--- Start of Selected passage ---

I.i.66 (228,9) [four of his five wits] In our author's time wit was the general term for intellectual powers. So Davies on the Soul.

  Wit, seeking truth from cause to cause ascends.
     And never rests till it the first attain;
  Will, seeking good, finds many middle ends,
     But never stays till it the last do gain.

And in another part,

     But if a phrenzy do possess the brain,
  It so disturbs and blots the form of things,
     As fantasy proves altogether vain,
  And to the
wit, no true relation brings.
     Then doth the
wit, admitting all for true,
  Build fond conclusions on those idle grounds;

The wits seem to have reckoned five, by analogy to the five senses, or the five inlets of ideas.

I.i.79 (229,4) [the gentleman is not in your books] This is a phrase used, I believe, by more than understand it. To be in one's books is to be in one's codicils or will, to be among friends set down for legacies.

I.i.82 (230,5) [young squarer] A squarer I take to be a cholerick, quarrelsome fellow, for in this sense Shakespeare uses the word to square. So in Midsummer Night's Dream it is said of Oberon and Titalia, that they never meet but they square. So the sense may be, Is there no hot-blooded youth that will keep him company through all his mad pranks?

I.i.103 (231,6) [You embrace your charge] That is your burthen, your incumbrunce.

I.i.185 (233,7) [to tell us Cupid is a good hare-finder] I know not whether I conceive the jest here intended. Claudio hints his love of Hero. Benedick asks whether he is serious, or whether he only means to jest, and tell them that Cupid is a good hare-finder, and Vulcan a rare carpenter. A man praising a pretty lady in jest, may shew the quick sight of Cupid, but what has it to do with the carpentry of Vulcan? Perhaps the thought lies no deeper than this, Do you mean to tell us as new what we all know already?

I.i.200 (234,8) [wear his cap with suspicion?] That is, subject his head to the disquiet of jealousy.

I.i.217 (235,1) [Claud. If this were so, so were it uttered] This and the three next speeches I do not well understand; there seems something omitted relating to Hero's consent, or to Claudio's marriage, else I know not what Claudio can wish not to be otherwise. The copies all read alike. Perhaps it may be better thus,

  Claud. If this were so, so were it.
  Bene. Uttered like the old tale, &c.

Claudio gives a sullen answer, if it is so, so it is. Still there seems something omitted which Claudio and Pedro concur in wishing.

I.i.243 (236,3) [but that I will have a recheate winded in my forehead] That is, I will wear a horn on my forehead which the huntsman may blow. A recheate is the sound by which dogs are called back. Shakespeare had no mercy upon the poor cuckold, his horn is an inexhaustible subject of merriment.

1.1.258 (236,4) [notable argument] An eminent subject for satire.

1.1.259 (237,5) [Adam] Adam Bell was a companion of Robin Hood, as may be seen in Robin Hood's Garland; in which, if I do not mistake, are these lines,

  For he brought Adam Bell, Clim of the Clough,
     And William of Cloudeslea,
  To shoot with this forester for forty marks,
     And the forester beat them all three.

(see 1765, III,182,2)

I.i.290 (238,4) [ere you flout old ends any further, examine your conscience] Before you endeavour to distinguish yourself any more by antiquated allusions, examine whether you can fairly claim them for your own. This, I think is the meaning; or it may be understood in another sense, examine, if your sarcasms do not touch yourself.

--- End of Selected passage ---
--- Start of Material supplied ---

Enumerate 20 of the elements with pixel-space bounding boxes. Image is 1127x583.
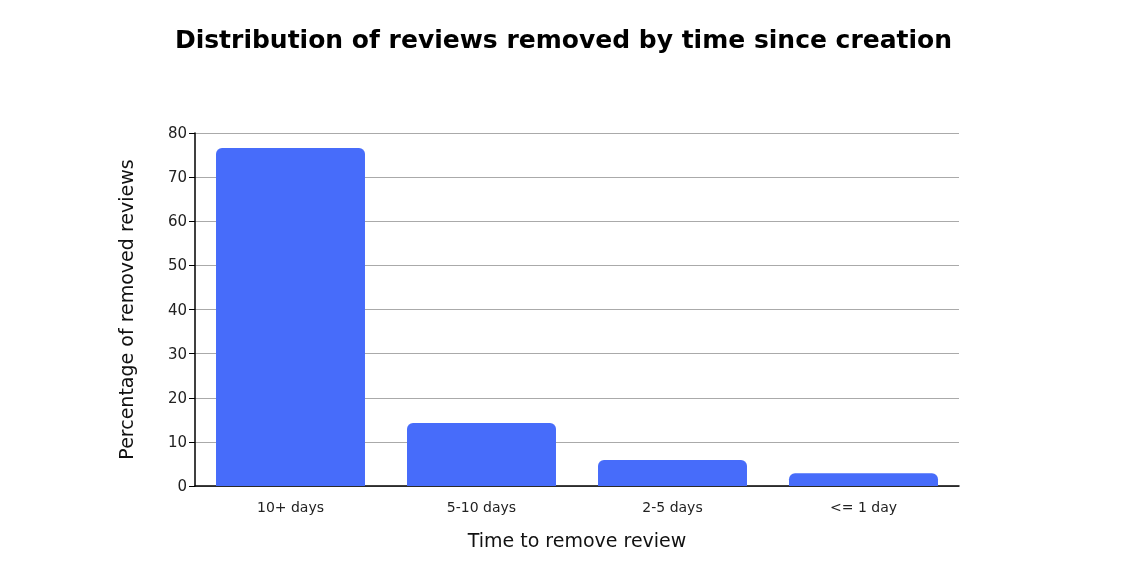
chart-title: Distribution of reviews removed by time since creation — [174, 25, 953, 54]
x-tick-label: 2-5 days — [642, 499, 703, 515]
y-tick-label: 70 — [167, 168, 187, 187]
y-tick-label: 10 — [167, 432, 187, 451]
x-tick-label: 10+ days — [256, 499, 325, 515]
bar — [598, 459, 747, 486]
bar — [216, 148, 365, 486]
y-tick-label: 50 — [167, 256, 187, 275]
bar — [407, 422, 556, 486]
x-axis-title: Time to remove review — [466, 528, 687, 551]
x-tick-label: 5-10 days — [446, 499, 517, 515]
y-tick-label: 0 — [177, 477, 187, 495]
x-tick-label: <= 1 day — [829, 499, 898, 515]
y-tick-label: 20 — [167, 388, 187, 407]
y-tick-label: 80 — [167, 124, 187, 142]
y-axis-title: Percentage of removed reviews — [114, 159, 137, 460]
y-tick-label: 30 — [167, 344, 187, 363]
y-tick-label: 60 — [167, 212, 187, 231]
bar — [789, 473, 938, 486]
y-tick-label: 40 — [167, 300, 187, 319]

--- End of Material supplied ---

*Goals*
**1.** Translate this sentence from the Shakespeare notes into Spanish: "A recheate is the sound by which dogs are called back."
**2.** Return every line in the rows that contains the word "axis". Case counts.

*Set of answers*
**1.** Un recheate es el sonido con el que se llama a los perros para que regresen.

**2.**
x-axis-title: Time to remove review — [466, 528, 687, 551]
y-axis-title: Percentage of removed reviews — [114, 159, 137, 460]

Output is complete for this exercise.